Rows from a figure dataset
* * *

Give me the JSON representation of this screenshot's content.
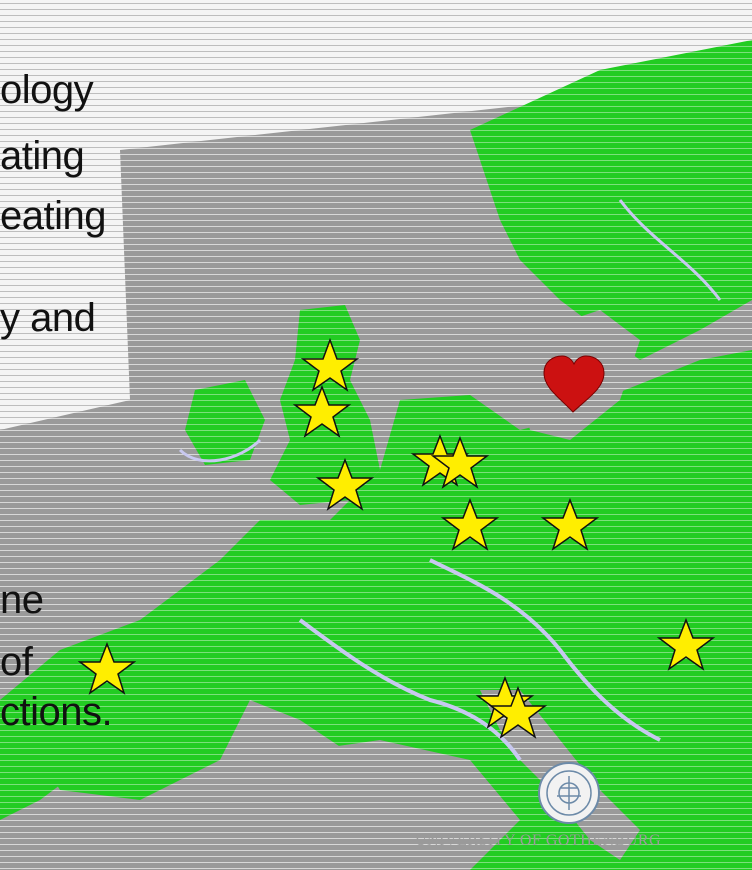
{
  "slide": {
    "text_lines": [
      "ology",
      "ating",
      "eating",
      "y and",
      "ne",
      "of",
      "ctions."
    ]
  },
  "map": {
    "land_color": "#22cc22",
    "sea_color": "#9a9a9a",
    "river_color": "#c8c8f0",
    "marker_star_color": "#ffee00",
    "marker_heart_color": "#cc1111",
    "star_markers": [
      "star-marker",
      "star-marker",
      "star-marker",
      "star-marker",
      "star-marker",
      "star-marker",
      "star-marker",
      "star-marker",
      "star-marker",
      "star-marker",
      "star-marker",
      "star-marker"
    ],
    "heart_marker": "heart-marker"
  },
  "footer": {
    "university_name": "UNIVERSITY OF GOTHENBURG",
    "logo": "university-seal-logo"
  }
}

* * *

WHAT THIS TASK INVOLVES >>
Images in the data above are to be skipped. Retype all other material exactly.

TASK ANSWER >>
Give me the JSON representation of this screenshot's content.
{
  "slide": {
    "text_lines": [
      "ology",
      "ating",
      "eating",
      "y and",
      "ne",
      "of",
      "ctions."
    ]
  },
  "map": {
    "land_color": "#22cc22",
    "sea_color": "#9a9a9a",
    "river_color": "#c8c8f0",
    "marker_star_color": "#ffee00",
    "marker_heart_color": "#cc1111",
    "star_markers": [
      "star-marker",
      "star-marker",
      "star-marker",
      "star-marker",
      "star-marker",
      "star-marker",
      "star-marker",
      "star-marker",
      "star-marker",
      "star-marker",
      "star-marker",
      "star-marker"
    ],
    "heart_marker": "heart-marker"
  },
  "footer": {
    "university_name": "UNIVERSITY OF GOTHENBURG",
    "logo": "university-seal-logo"
  }
}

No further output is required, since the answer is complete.